Stored data entries
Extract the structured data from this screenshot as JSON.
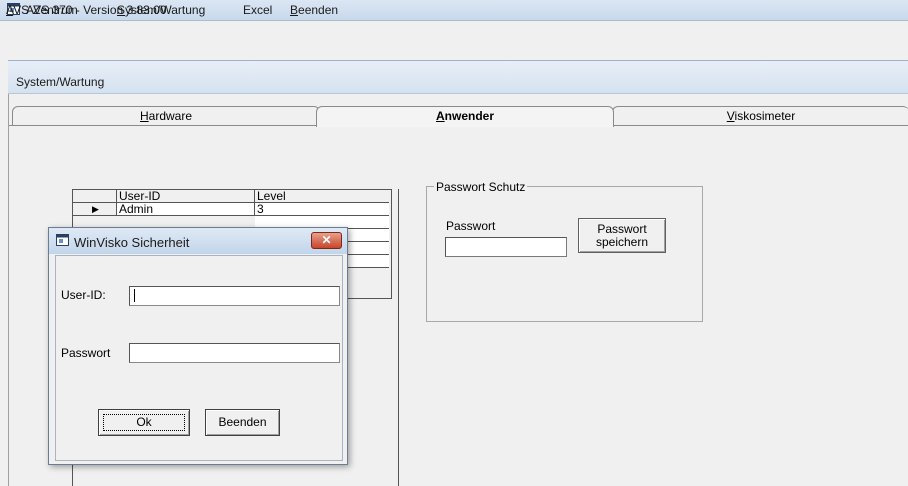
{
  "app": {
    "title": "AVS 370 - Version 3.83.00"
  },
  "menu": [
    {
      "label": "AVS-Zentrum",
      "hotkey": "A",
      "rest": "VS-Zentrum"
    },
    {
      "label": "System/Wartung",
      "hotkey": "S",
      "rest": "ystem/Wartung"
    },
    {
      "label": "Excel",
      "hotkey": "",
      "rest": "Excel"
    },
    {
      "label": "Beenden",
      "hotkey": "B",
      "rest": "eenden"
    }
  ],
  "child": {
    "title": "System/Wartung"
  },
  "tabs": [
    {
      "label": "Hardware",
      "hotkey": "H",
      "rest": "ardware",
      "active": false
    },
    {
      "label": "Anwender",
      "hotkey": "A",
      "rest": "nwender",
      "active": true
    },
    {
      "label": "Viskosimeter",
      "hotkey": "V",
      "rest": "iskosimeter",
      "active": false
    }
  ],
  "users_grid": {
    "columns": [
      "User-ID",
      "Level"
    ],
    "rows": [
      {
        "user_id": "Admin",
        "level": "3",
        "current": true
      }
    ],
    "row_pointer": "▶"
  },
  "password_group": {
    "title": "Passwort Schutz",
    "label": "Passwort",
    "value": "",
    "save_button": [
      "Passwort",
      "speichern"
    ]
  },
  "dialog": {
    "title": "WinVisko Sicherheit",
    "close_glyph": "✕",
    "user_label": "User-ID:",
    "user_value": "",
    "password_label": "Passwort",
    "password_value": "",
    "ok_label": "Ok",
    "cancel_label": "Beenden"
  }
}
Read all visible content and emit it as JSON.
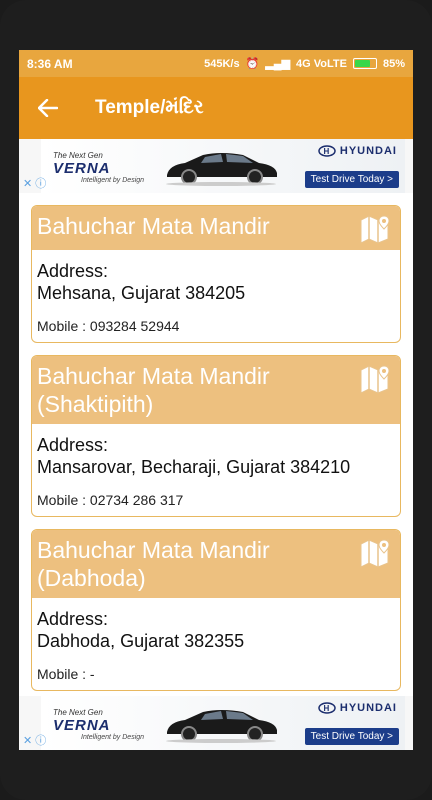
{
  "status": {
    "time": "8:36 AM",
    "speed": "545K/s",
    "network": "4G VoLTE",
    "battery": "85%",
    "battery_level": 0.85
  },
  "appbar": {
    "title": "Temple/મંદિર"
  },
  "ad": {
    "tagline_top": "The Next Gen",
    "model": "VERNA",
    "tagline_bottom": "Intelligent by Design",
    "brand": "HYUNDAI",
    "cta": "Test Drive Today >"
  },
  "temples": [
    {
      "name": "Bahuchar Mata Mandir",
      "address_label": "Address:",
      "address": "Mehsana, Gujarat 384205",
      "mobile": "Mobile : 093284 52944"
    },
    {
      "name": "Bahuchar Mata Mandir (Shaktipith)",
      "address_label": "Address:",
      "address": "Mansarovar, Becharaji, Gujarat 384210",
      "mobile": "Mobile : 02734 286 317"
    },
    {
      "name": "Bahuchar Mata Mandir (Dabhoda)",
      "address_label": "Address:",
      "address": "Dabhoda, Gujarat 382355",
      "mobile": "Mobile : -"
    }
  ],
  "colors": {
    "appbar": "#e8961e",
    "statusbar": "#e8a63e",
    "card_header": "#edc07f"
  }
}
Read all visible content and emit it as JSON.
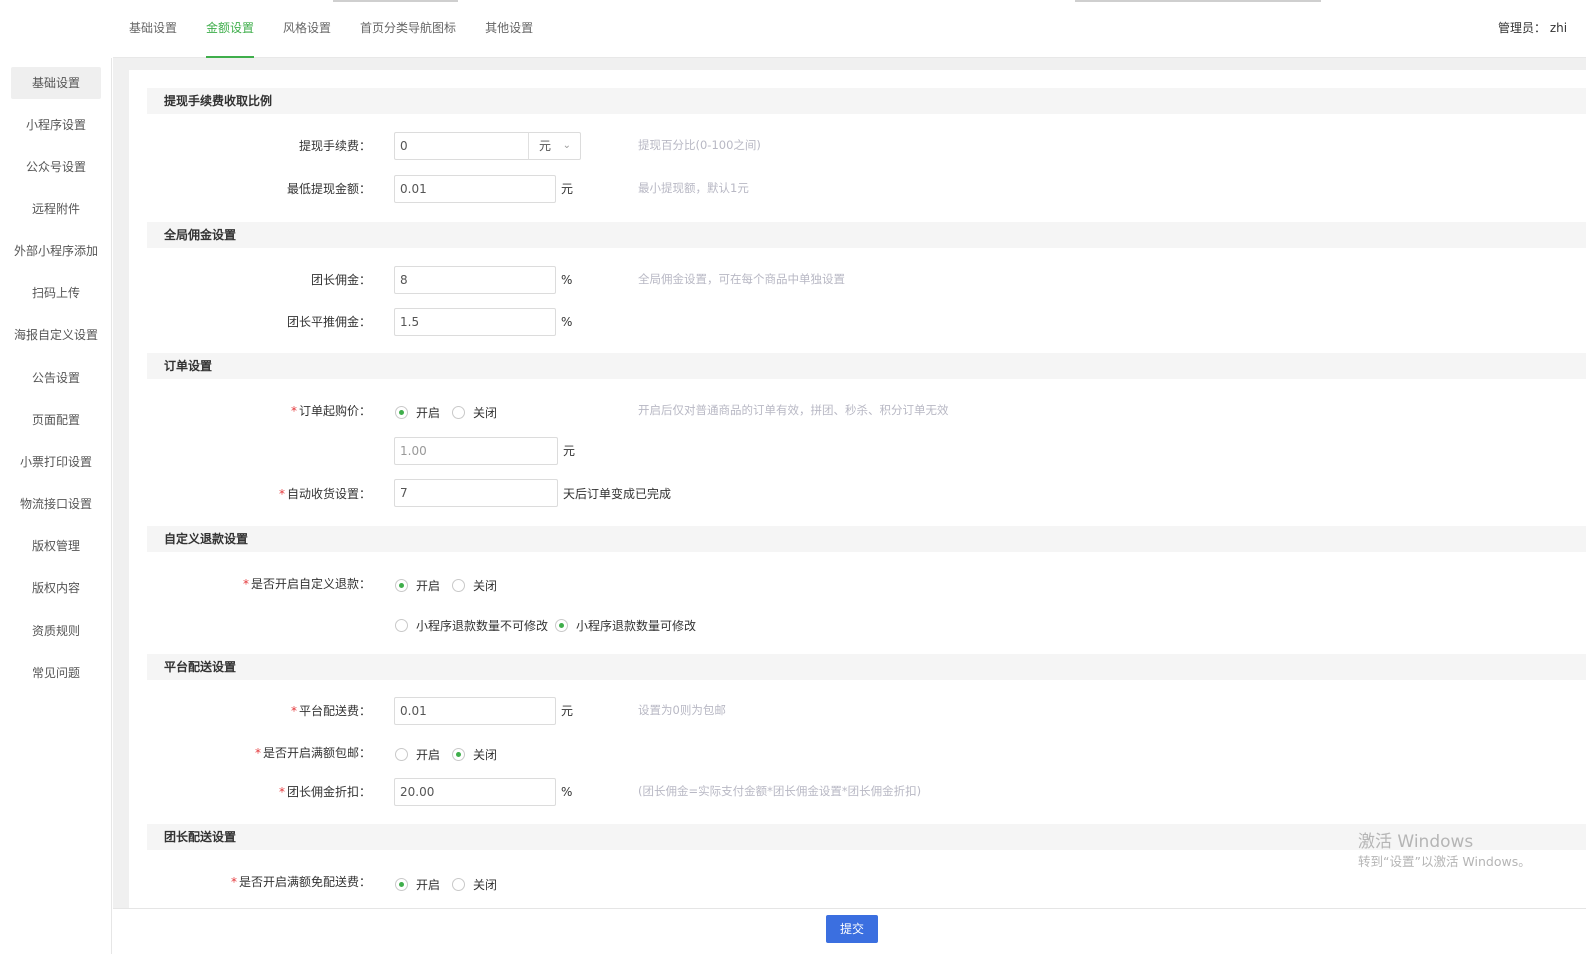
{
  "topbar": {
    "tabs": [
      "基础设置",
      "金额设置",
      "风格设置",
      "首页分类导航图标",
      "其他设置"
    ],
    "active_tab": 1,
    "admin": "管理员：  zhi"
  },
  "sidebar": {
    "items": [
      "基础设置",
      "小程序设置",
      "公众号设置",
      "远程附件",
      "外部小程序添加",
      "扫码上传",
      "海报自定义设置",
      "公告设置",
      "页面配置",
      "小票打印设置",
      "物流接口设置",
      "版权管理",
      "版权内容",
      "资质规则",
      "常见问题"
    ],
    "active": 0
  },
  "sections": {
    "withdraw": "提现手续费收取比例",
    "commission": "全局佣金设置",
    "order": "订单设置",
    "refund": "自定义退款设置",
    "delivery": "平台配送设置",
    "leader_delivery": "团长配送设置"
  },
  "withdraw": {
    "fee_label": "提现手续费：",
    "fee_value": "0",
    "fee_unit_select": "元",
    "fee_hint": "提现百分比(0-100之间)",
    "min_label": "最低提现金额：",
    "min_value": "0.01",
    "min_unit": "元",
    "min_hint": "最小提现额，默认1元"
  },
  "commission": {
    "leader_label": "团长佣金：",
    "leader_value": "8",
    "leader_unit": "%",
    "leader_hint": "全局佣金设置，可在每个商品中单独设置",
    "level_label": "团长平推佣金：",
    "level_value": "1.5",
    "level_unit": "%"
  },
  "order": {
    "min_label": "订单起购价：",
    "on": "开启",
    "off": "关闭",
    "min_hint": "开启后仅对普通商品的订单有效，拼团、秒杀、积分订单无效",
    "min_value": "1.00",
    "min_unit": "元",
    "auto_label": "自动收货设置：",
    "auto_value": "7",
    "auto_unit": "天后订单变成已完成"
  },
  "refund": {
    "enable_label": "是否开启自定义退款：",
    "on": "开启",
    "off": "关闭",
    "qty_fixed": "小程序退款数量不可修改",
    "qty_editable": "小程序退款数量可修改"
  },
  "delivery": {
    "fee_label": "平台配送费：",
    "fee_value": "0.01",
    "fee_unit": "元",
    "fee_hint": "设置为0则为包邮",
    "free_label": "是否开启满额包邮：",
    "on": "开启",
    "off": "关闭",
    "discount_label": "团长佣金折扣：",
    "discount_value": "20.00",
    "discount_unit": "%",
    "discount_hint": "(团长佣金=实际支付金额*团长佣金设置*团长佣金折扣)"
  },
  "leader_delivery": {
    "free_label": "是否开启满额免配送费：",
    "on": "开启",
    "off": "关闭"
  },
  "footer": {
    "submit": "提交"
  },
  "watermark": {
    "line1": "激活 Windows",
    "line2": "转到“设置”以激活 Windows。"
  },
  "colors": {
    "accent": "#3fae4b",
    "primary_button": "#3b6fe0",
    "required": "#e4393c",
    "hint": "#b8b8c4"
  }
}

* _WHAT NEEDS TO BE DONE_: Establish how many lines of the records contain the string "title" and state that number without elaboration.

* _THE REPLY_: 5